— start —

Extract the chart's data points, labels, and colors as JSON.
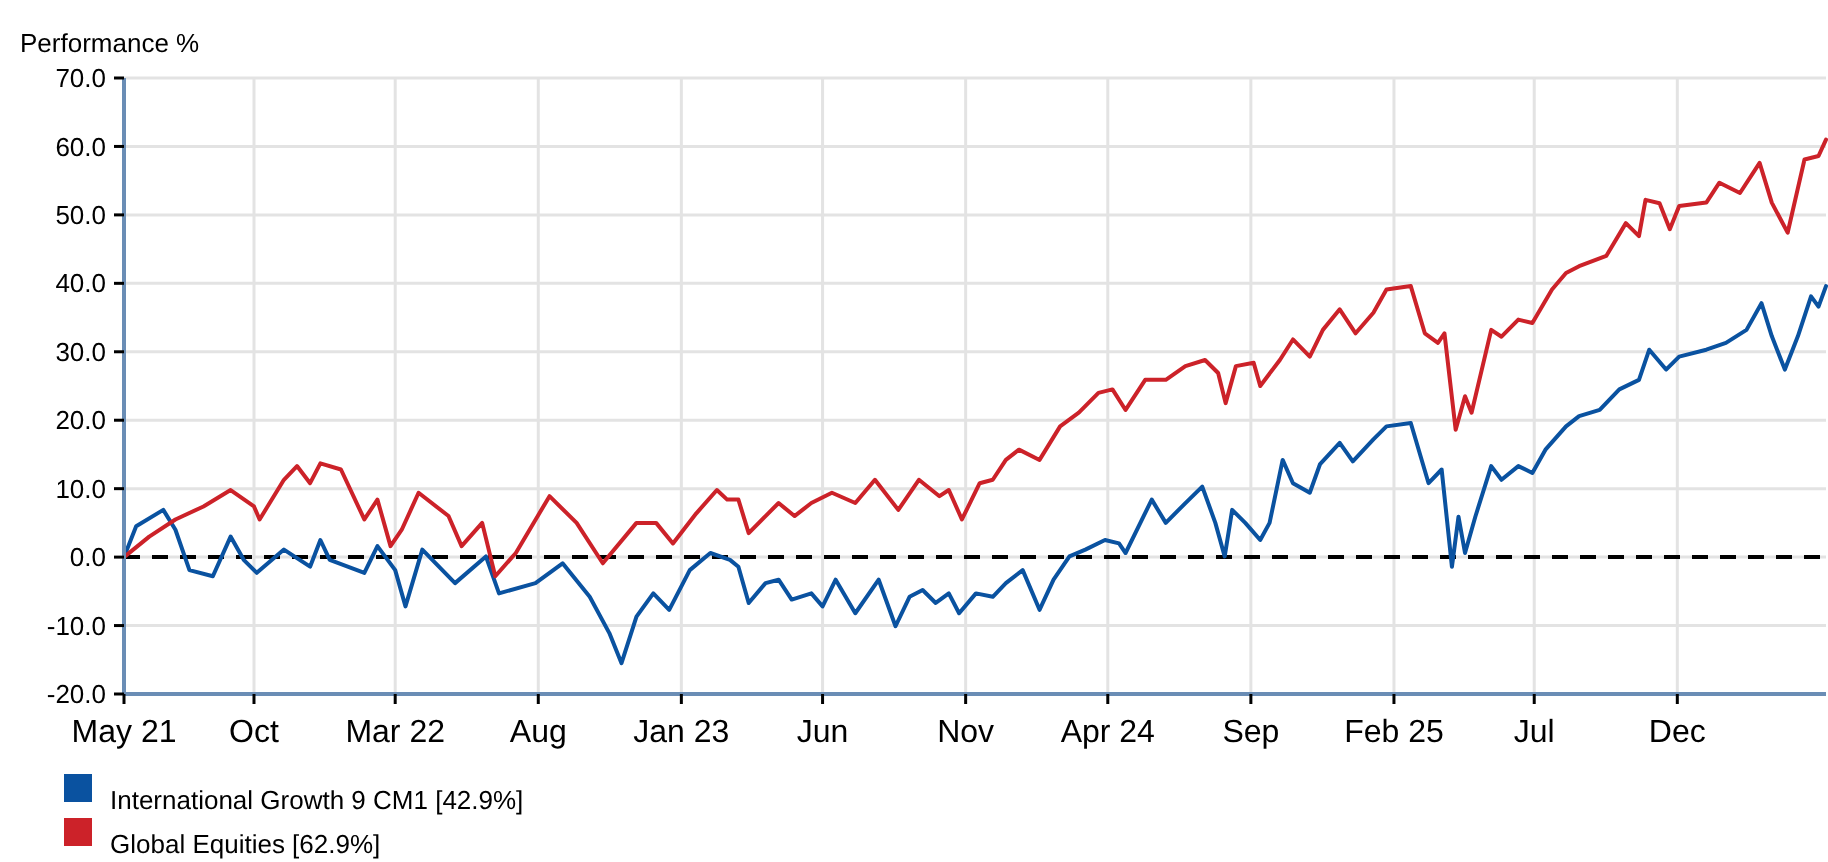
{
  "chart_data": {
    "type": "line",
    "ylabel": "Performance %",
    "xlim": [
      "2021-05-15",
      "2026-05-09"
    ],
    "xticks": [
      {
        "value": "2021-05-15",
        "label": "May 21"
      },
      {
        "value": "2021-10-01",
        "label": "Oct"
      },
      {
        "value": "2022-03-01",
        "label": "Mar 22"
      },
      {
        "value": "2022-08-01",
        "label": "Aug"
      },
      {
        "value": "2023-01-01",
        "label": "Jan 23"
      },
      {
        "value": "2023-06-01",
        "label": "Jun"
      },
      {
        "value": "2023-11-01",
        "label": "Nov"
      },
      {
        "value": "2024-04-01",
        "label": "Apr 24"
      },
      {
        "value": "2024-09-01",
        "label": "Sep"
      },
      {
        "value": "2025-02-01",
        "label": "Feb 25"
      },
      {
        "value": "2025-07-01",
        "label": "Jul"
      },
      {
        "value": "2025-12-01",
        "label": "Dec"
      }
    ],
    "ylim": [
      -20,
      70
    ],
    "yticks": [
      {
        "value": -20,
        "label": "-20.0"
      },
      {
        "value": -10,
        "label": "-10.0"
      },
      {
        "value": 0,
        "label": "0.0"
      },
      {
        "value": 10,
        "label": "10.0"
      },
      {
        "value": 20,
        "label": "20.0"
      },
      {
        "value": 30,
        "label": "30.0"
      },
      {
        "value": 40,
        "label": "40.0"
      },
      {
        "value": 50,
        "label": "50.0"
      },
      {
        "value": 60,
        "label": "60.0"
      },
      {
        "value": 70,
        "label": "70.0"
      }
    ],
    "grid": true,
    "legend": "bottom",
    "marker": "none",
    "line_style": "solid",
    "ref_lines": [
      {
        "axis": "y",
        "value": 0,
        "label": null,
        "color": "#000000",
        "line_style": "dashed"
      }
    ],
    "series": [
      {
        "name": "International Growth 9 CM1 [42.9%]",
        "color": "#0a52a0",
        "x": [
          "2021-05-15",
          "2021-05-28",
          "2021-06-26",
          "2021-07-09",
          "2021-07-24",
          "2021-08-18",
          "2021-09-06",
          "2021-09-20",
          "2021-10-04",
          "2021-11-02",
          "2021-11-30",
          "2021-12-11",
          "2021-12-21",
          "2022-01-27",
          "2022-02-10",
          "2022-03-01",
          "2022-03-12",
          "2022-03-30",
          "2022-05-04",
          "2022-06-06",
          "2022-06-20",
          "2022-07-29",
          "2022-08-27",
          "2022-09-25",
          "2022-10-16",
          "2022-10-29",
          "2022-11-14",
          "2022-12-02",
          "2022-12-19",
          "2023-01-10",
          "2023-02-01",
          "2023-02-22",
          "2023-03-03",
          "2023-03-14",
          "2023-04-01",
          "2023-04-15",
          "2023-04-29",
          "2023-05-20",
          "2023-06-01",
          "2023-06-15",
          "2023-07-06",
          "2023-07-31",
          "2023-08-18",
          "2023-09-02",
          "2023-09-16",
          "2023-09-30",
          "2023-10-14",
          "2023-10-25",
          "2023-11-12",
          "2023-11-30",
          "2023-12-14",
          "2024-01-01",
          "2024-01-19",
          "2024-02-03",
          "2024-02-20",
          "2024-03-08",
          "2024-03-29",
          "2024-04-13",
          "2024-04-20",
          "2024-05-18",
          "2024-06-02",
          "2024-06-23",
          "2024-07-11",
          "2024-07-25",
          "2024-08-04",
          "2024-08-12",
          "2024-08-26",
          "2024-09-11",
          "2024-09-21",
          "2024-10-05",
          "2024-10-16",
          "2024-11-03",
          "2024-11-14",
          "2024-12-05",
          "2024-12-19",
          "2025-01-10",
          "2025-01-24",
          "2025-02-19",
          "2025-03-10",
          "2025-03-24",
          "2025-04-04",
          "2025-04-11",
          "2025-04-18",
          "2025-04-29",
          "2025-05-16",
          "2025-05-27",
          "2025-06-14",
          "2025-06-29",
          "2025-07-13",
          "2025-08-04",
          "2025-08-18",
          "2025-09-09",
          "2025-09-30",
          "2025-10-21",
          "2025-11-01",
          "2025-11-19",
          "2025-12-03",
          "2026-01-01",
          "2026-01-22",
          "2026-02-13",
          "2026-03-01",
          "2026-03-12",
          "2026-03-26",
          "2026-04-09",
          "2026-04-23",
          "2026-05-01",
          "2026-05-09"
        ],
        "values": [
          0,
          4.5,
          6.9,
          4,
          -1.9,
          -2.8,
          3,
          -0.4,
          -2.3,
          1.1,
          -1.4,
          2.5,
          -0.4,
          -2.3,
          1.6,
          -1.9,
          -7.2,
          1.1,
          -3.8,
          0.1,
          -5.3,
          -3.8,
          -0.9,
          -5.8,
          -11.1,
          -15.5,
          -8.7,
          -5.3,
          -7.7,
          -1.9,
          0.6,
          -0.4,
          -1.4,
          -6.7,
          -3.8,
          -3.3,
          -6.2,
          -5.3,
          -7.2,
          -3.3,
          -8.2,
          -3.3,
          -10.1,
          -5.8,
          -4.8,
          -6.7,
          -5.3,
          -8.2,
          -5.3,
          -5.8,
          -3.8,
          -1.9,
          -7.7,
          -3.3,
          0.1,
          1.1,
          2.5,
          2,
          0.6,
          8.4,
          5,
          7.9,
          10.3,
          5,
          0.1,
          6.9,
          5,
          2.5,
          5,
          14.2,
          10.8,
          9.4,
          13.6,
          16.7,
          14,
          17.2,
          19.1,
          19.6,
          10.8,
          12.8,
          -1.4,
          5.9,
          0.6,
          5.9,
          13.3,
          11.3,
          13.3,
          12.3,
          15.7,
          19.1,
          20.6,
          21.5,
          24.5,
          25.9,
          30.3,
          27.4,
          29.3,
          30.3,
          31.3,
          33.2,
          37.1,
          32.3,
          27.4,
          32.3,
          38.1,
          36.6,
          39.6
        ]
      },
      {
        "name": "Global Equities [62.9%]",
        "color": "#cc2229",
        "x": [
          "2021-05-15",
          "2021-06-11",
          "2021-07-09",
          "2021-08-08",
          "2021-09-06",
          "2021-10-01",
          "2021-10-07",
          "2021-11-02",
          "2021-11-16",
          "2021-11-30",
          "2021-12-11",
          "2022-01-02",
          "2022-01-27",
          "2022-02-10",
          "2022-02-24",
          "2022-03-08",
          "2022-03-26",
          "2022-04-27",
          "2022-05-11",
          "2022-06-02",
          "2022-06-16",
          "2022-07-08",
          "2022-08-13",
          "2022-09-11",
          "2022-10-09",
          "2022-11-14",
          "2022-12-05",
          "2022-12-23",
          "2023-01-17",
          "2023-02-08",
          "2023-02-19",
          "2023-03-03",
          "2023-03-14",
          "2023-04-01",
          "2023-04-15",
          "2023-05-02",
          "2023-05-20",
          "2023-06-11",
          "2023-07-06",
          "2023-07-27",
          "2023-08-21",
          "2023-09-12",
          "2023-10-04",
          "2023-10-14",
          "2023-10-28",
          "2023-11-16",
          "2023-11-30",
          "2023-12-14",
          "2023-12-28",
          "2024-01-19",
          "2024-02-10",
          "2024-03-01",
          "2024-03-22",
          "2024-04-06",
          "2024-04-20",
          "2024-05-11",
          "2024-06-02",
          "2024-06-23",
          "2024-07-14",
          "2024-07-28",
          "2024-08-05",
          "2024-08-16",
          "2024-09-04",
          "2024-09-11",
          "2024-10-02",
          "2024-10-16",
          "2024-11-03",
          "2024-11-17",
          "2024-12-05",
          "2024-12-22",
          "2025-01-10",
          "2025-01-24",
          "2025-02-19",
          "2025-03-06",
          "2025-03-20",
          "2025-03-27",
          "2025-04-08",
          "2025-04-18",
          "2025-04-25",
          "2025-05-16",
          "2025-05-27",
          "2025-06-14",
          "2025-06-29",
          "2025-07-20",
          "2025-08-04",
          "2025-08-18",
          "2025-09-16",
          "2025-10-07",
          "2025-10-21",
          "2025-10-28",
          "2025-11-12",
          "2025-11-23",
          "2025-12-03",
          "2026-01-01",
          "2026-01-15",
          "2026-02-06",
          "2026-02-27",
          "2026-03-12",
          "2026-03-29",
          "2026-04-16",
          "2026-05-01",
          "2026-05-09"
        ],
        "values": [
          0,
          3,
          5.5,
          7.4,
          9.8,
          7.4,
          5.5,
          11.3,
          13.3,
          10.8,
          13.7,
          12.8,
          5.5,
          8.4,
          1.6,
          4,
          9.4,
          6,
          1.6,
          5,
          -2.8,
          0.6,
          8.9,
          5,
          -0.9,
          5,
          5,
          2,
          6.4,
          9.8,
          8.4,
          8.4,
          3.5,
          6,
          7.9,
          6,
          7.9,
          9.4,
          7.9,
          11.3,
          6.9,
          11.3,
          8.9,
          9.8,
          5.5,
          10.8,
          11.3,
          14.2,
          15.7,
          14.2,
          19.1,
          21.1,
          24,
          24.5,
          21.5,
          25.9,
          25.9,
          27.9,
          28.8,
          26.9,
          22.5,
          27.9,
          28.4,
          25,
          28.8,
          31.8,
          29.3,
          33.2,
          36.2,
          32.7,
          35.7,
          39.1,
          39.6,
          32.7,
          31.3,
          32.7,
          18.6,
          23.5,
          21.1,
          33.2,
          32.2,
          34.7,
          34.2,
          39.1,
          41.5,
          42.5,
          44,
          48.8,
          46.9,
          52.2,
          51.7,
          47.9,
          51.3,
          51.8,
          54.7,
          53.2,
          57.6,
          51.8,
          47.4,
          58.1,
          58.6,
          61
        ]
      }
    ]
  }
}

— end —
— start —

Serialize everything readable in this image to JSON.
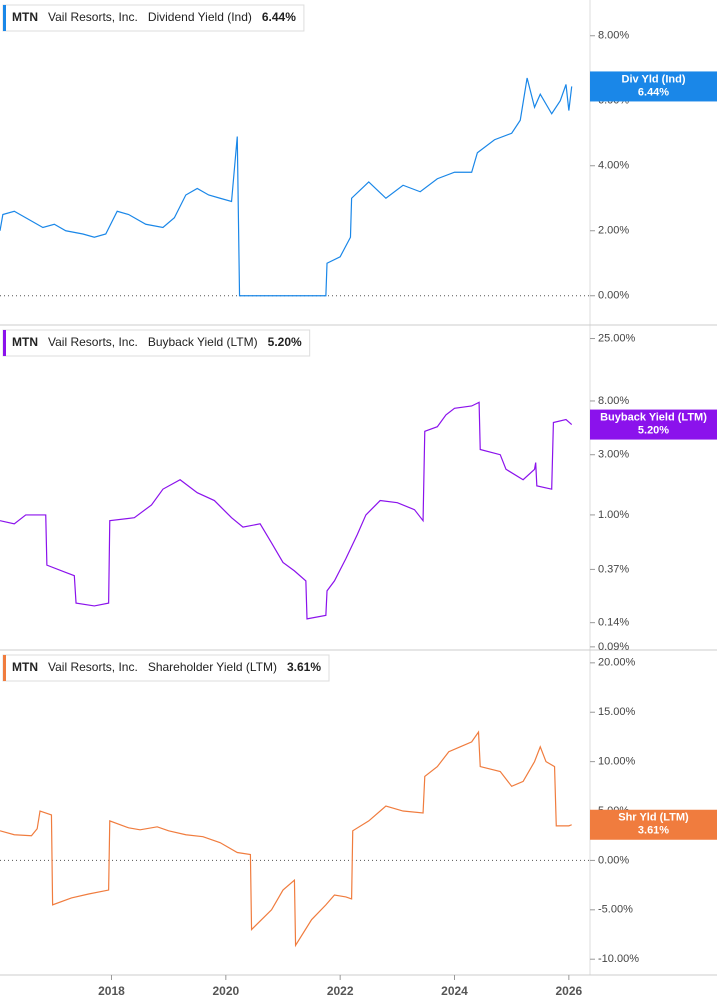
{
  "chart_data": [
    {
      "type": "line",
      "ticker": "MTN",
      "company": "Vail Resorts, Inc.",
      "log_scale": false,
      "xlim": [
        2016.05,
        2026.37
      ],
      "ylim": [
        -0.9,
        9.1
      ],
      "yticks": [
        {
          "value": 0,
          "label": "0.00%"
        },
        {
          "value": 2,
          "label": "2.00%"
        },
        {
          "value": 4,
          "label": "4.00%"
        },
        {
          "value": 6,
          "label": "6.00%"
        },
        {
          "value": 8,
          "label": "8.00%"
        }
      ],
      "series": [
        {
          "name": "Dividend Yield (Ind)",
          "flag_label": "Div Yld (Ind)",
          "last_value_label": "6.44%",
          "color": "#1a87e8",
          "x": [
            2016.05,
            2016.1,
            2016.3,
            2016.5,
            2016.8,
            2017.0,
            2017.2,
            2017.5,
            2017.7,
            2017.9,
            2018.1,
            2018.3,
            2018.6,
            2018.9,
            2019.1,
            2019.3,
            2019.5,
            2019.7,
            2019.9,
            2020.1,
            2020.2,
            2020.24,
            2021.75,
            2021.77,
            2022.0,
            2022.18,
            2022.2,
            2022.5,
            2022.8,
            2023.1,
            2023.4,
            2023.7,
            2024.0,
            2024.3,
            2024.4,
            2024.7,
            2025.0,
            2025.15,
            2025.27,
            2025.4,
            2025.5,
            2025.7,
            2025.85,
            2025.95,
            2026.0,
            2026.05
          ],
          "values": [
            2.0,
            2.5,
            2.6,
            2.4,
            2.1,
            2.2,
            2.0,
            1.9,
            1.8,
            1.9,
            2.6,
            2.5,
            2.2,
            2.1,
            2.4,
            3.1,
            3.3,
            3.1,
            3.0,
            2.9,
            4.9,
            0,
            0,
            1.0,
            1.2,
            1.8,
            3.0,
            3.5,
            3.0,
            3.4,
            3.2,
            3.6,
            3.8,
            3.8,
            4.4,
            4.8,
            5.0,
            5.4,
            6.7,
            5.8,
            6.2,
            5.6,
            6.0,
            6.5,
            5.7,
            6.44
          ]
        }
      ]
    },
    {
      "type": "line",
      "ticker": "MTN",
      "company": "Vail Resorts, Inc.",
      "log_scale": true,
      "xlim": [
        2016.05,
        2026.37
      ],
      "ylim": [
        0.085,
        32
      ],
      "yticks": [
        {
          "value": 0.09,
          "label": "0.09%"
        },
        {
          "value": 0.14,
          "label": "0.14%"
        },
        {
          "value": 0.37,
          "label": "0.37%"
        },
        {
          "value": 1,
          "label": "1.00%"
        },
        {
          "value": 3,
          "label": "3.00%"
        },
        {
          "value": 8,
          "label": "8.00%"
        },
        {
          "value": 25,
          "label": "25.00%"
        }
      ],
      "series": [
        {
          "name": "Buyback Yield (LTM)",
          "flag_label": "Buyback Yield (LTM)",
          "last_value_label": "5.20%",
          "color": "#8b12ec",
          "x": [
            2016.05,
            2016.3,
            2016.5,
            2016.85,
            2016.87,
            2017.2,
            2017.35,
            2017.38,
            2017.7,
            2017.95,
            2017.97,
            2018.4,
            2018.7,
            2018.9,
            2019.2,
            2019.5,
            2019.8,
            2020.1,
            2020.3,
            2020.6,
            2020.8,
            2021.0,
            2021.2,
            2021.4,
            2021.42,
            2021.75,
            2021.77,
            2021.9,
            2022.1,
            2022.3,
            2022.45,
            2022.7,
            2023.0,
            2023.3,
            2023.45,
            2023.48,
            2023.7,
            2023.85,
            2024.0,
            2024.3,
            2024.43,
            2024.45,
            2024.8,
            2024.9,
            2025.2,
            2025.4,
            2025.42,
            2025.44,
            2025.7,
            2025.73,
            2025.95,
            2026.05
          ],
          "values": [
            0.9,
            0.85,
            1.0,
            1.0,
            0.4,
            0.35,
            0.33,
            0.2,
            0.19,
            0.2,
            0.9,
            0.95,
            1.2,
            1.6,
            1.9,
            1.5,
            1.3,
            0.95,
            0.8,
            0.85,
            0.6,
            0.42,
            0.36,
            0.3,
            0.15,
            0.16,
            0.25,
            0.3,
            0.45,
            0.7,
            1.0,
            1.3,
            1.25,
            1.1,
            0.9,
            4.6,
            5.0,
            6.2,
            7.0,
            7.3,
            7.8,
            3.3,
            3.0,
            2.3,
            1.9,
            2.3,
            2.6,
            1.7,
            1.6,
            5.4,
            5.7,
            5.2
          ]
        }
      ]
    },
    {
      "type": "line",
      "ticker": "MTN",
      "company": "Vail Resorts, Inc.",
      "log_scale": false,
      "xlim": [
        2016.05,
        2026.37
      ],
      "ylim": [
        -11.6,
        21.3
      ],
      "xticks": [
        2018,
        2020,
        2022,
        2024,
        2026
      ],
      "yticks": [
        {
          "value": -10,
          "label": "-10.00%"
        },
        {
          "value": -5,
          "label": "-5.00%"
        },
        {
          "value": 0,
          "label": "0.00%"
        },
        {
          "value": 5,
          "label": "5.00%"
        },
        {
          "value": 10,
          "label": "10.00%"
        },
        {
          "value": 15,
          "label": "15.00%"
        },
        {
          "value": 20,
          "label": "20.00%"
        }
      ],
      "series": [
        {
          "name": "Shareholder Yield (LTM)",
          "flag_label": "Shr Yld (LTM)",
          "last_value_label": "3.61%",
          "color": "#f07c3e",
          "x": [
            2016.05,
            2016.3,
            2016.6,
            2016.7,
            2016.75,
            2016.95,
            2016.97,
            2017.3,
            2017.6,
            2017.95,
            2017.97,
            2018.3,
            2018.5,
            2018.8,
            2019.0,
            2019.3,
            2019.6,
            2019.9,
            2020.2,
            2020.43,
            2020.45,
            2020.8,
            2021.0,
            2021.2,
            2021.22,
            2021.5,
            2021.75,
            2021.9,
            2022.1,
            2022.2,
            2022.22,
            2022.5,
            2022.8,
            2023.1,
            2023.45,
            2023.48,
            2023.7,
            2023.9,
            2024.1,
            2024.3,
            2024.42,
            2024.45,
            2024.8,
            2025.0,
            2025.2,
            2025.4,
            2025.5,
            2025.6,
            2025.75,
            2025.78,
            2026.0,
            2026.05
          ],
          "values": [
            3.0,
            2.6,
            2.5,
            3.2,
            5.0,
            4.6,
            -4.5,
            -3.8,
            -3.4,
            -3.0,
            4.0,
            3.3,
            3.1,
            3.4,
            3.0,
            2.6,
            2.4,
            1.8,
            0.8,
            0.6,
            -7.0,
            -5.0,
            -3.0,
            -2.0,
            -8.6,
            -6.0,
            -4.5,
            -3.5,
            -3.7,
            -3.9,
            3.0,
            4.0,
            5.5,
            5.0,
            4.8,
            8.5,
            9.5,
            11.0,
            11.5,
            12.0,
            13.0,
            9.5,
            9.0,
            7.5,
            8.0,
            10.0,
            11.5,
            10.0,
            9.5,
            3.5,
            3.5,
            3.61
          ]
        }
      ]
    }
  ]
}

— end —

Go through the preceding material and copy each line that has the word "Buyback".

_Reply to the task_
          "name": "Buyback Yield (LTM)",
          "flag_label": "Buyback Yield (LTM)",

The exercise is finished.